** start Provided data **

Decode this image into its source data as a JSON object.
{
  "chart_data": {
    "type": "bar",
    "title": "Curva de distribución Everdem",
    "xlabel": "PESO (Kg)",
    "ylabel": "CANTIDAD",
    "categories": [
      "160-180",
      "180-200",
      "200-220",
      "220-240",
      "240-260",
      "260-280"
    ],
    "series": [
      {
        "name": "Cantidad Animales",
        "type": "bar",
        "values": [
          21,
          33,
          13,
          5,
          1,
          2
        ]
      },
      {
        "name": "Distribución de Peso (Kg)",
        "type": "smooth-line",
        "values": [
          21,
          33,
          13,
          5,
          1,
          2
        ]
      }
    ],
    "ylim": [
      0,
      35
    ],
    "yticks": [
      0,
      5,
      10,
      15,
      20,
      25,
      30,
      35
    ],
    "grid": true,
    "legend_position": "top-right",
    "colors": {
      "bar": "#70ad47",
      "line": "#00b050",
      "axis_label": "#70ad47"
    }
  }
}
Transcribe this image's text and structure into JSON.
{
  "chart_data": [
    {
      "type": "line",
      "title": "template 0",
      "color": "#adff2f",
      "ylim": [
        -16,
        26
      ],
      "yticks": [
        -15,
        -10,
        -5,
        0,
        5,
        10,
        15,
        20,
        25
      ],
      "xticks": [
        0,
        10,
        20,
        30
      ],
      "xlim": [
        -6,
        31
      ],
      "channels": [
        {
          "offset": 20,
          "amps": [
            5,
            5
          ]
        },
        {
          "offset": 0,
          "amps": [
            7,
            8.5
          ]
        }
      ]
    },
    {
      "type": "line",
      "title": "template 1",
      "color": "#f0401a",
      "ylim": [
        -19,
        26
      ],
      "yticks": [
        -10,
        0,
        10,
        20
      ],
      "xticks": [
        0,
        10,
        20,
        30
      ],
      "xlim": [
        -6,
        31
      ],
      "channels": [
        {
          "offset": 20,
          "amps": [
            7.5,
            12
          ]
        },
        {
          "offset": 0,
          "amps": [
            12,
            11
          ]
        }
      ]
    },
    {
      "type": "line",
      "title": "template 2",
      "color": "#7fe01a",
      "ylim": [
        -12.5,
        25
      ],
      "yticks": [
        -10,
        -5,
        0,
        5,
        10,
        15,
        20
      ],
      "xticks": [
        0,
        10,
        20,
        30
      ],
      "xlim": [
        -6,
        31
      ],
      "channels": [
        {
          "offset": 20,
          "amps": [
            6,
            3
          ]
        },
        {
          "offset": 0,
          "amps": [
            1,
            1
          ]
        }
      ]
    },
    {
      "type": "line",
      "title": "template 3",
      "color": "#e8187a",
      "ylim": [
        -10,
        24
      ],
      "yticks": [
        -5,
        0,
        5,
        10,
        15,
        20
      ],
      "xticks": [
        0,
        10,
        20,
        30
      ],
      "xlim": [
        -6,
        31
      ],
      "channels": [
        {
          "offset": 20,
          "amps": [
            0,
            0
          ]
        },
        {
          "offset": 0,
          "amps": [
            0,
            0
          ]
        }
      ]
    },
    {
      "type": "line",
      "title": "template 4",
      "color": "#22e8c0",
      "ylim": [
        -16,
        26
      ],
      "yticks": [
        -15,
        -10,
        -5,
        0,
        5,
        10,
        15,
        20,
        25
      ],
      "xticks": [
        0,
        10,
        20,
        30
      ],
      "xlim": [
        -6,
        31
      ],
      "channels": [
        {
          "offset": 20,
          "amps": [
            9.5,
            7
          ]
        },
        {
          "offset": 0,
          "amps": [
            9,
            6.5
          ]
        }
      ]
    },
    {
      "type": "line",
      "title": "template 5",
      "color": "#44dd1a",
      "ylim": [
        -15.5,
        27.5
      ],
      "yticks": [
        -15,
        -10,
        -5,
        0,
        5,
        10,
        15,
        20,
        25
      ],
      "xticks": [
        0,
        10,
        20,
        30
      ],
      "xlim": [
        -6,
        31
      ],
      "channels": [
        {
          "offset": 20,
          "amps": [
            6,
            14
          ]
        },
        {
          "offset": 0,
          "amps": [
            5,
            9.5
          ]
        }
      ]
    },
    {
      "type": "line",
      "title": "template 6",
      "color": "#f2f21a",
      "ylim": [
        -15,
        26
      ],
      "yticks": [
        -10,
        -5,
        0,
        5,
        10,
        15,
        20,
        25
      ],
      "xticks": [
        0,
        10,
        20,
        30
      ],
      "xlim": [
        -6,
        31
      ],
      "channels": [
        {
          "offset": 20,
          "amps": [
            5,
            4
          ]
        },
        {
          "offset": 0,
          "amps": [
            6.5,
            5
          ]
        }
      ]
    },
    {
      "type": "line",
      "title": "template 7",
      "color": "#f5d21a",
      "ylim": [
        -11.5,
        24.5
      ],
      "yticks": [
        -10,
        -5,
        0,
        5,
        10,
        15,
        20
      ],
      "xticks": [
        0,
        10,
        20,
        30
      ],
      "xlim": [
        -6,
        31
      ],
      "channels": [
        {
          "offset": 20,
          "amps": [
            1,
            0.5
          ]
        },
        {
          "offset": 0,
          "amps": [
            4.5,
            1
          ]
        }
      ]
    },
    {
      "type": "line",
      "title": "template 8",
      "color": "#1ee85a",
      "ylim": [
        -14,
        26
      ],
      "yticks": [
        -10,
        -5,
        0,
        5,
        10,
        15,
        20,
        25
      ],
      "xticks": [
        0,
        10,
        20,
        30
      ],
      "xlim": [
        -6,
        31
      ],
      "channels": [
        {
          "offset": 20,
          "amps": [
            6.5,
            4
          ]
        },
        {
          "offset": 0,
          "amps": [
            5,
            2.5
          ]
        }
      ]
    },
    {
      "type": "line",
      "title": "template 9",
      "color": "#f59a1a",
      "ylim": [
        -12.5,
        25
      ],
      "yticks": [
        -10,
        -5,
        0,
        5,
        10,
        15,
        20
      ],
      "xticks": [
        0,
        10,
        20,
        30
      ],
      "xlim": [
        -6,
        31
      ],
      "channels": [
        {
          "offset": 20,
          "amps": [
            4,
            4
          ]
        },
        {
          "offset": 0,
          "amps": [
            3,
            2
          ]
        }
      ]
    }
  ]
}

** end Provided data **

- Exercise -
Using the listing above, show each line holding the string "template".

- Result below -
      "title": "template 0",
      "title": "template 1",
      "title": "template 2",
      "title": "template 3",
      "title": "template 4",
      "title": "template 5",
      "title": "template 6",
      "title": "template 7",
      "title": "template 8",
      "title": "template 9",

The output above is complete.